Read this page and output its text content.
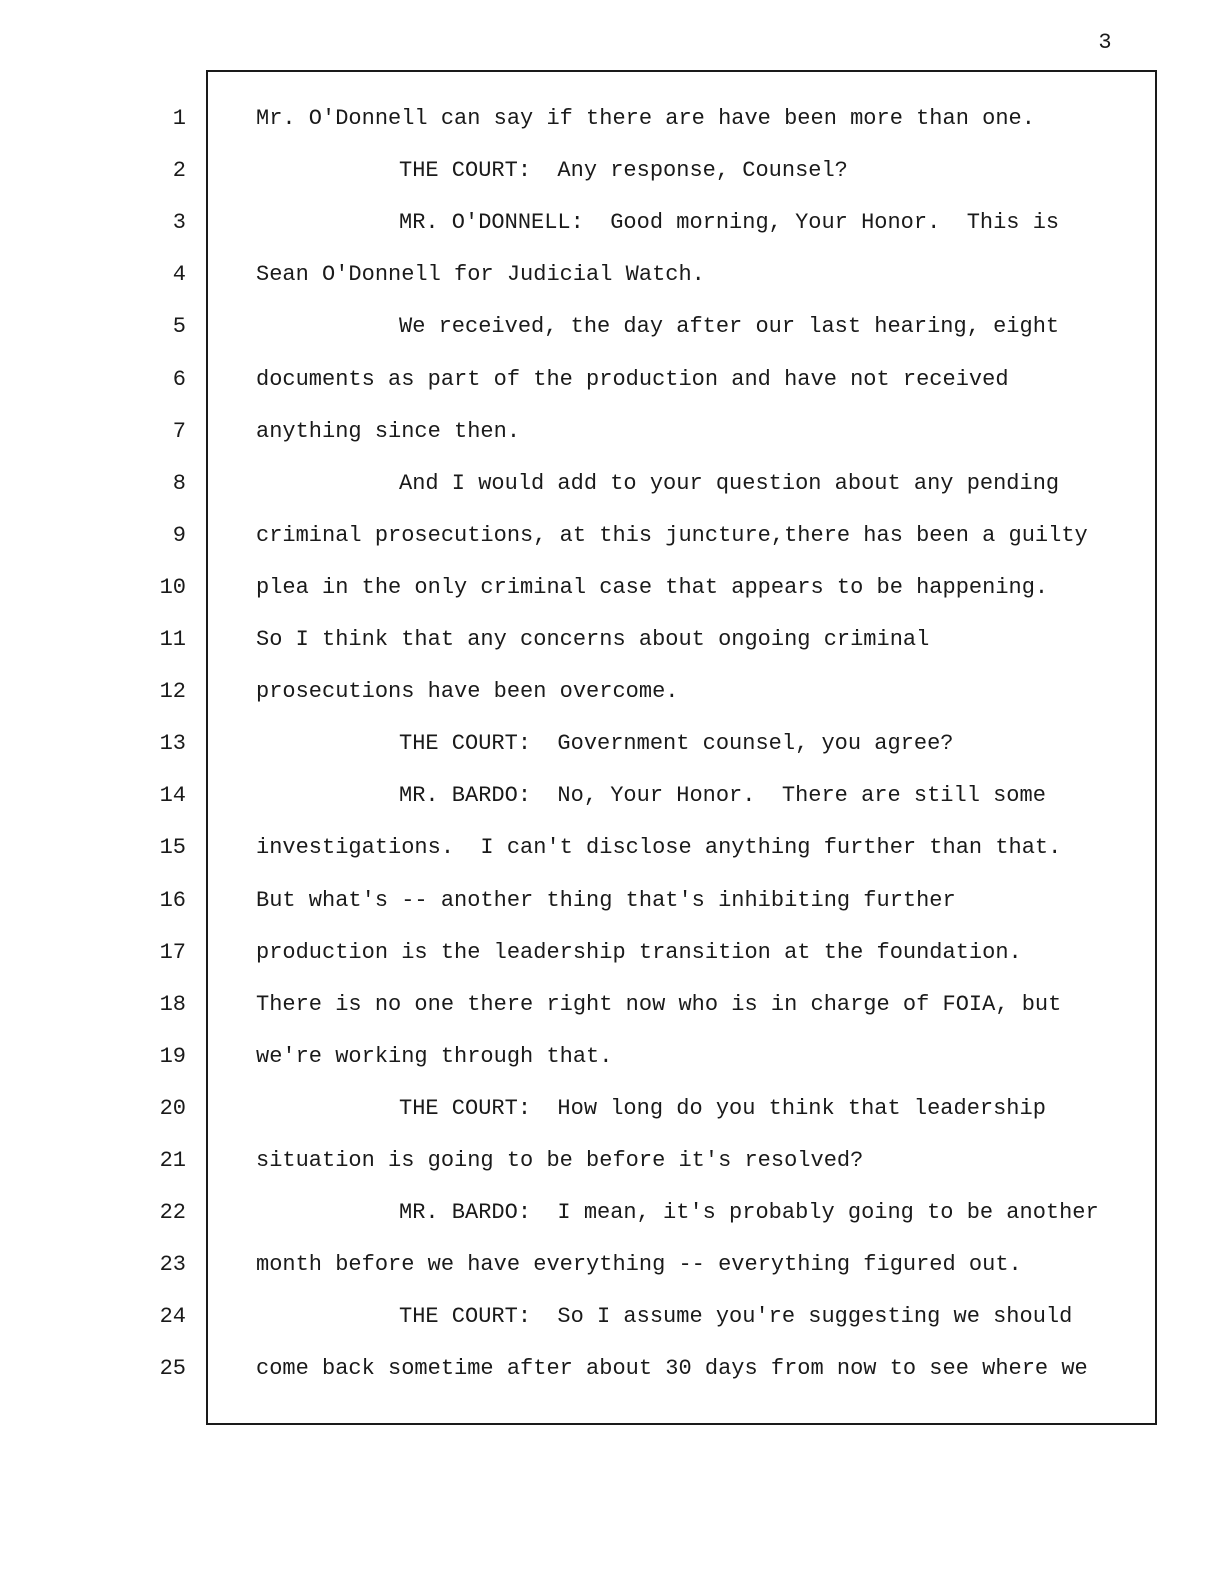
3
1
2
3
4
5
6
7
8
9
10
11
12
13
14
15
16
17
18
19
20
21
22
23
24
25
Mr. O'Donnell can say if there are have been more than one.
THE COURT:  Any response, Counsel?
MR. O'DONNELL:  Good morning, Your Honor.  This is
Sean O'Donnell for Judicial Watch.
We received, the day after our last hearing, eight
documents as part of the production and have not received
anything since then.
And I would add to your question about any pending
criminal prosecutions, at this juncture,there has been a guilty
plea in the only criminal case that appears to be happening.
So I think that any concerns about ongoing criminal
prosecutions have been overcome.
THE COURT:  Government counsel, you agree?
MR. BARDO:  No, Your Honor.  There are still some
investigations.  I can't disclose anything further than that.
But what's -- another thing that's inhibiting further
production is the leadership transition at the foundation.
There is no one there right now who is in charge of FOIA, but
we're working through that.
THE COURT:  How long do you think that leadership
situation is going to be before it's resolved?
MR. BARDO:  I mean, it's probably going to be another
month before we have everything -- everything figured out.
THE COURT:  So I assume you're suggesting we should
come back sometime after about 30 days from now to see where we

==========

» Given instruction:
All of the data needs repeating exactly, but the pictures do not.

» Complete response:
Read this page and output its text content.
3
1
2
3
4
5
6
7
8
9
10
11
12
13
14
15
16
17
18
19
20
21
22
23
24
25
Mr. O'Donnell can say if there are have been more than one.
THE COURT:  Any response, Counsel?
MR. O'DONNELL:  Good morning, Your Honor.  This is
Sean O'Donnell for Judicial Watch.
We received, the day after our last hearing, eight
documents as part of the production and have not received
anything since then.
And I would add to your question about any pending
criminal prosecutions, at this juncture,there has been a guilty
plea in the only criminal case that appears to be happening.
So I think that any concerns about ongoing criminal
prosecutions have been overcome.
THE COURT:  Government counsel, you agree?
MR. BARDO:  No, Your Honor.  There are still some
investigations.  I can't disclose anything further than that.
But what's -- another thing that's inhibiting further
production is the leadership transition at the foundation.
There is no one there right now who is in charge of FOIA, but
we're working through that.
THE COURT:  How long do you think that leadership
situation is going to be before it's resolved?
MR. BARDO:  I mean, it's probably going to be another
month before we have everything -- everything figured out.
THE COURT:  So I assume you're suggesting we should
come back sometime after about 30 days from now to see where we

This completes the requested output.